- GIVEN ENTRIES -
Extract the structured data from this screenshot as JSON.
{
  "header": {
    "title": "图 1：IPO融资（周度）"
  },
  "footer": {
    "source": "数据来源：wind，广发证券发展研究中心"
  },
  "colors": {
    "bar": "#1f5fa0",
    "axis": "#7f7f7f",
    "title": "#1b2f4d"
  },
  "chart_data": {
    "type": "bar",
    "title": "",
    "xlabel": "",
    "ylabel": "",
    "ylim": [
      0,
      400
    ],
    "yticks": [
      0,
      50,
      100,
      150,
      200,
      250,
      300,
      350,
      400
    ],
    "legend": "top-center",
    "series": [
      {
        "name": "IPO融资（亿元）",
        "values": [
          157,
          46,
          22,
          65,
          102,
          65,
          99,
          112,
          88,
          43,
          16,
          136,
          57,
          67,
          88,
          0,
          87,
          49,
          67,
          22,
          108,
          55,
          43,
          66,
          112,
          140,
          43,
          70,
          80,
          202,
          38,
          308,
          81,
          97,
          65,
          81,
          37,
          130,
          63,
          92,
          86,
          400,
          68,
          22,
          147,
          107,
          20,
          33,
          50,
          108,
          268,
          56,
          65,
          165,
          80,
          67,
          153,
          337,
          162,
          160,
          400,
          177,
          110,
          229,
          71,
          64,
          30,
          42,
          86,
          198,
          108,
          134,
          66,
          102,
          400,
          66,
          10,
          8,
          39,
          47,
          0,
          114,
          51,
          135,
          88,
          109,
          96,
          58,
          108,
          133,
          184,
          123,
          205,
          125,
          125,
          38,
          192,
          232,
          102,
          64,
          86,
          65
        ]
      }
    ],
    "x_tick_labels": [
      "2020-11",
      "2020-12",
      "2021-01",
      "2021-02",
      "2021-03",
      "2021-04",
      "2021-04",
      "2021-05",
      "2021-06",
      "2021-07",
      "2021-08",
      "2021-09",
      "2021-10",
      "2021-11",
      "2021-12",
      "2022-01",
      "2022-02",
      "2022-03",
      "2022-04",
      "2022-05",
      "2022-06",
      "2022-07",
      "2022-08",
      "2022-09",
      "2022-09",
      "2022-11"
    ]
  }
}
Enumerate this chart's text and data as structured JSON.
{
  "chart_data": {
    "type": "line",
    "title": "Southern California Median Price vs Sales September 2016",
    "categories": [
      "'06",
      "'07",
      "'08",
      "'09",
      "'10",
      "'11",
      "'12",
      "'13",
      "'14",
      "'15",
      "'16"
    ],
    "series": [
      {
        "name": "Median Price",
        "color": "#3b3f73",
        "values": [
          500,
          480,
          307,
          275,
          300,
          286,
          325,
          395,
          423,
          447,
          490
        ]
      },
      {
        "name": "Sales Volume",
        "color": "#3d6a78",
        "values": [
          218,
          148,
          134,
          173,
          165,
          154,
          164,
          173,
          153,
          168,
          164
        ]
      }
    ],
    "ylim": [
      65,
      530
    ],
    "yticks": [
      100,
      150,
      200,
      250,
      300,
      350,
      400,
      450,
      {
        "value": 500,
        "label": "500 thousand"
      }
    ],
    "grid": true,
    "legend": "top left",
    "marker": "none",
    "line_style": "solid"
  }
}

- PROBLEM -
Copy the entries above exactly, leaving none out.

- WRITTEN ANSWER -
Extract the structured data from this screenshot as JSON.
{
  "header": {
    "title": "图 1：IPO融资（周度）"
  },
  "footer": {
    "source": "数据来源：wind，广发证券发展研究中心"
  },
  "colors": {
    "bar": "#1f5fa0",
    "axis": "#7f7f7f",
    "title": "#1b2f4d"
  },
  "chart_data": {
    "type": "bar",
    "title": "",
    "xlabel": "",
    "ylabel": "",
    "ylim": [
      0,
      400
    ],
    "yticks": [
      0,
      50,
      100,
      150,
      200,
      250,
      300,
      350,
      400
    ],
    "legend": "top-center",
    "series": [
      {
        "name": "IPO融资（亿元）",
        "values": [
          157,
          46,
          22,
          65,
          102,
          65,
          99,
          112,
          88,
          43,
          16,
          136,
          57,
          67,
          88,
          0,
          87,
          49,
          67,
          22,
          108,
          55,
          43,
          66,
          112,
          140,
          43,
          70,
          80,
          202,
          38,
          308,
          81,
          97,
          65,
          81,
          37,
          130,
          63,
          92,
          86,
          400,
          68,
          22,
          147,
          107,
          20,
          33,
          50,
          108,
          268,
          56,
          65,
          165,
          80,
          67,
          153,
          337,
          162,
          160,
          400,
          177,
          110,
          229,
          71,
          64,
          30,
          42,
          86,
          198,
          108,
          134,
          66,
          102,
          400,
          66,
          10,
          8,
          39,
          47,
          0,
          114,
          51,
          135,
          88,
          109,
          96,
          58,
          108,
          133,
          184,
          123,
          205,
          125,
          125,
          38,
          192,
          232,
          102,
          64,
          86,
          65
        ]
      }
    ],
    "x_tick_labels": [
      "2020-11",
      "2020-12",
      "2021-01",
      "2021-02",
      "2021-03",
      "2021-04",
      "2021-04",
      "2021-05",
      "2021-06",
      "2021-07",
      "2021-08",
      "2021-09",
      "2021-10",
      "2021-11",
      "2021-12",
      "2022-01",
      "2022-02",
      "2022-03",
      "2022-04",
      "2022-05",
      "2022-06",
      "2022-07",
      "2022-08",
      "2022-09",
      "2022-09",
      "2022-11"
    ]
  }
}
Enumerate this chart's text and data as structured JSON.
{
  "chart_data": {
    "type": "line",
    "title": "Southern California Median Price vs Sales September 2016",
    "categories": [
      "'06",
      "'07",
      "'08",
      "'09",
      "'10",
      "'11",
      "'12",
      "'13",
      "'14",
      "'15",
      "'16"
    ],
    "series": [
      {
        "name": "Median Price",
        "color": "#3b3f73",
        "values": [
          500,
          480,
          307,
          275,
          300,
          286,
          325,
          395,
          423,
          447,
          490
        ]
      },
      {
        "name": "Sales Volume",
        "color": "#3d6a78",
        "values": [
          218,
          148,
          134,
          173,
          165,
          154,
          164,
          173,
          153,
          168,
          164
        ]
      }
    ],
    "ylim": [
      65,
      530
    ],
    "yticks": [
      100,
      150,
      200,
      250,
      300,
      350,
      400,
      450,
      {
        "value": 500,
        "label": "500 thousand"
      }
    ],
    "grid": true,
    "legend": "top left",
    "marker": "none",
    "line_style": "solid"
  }
}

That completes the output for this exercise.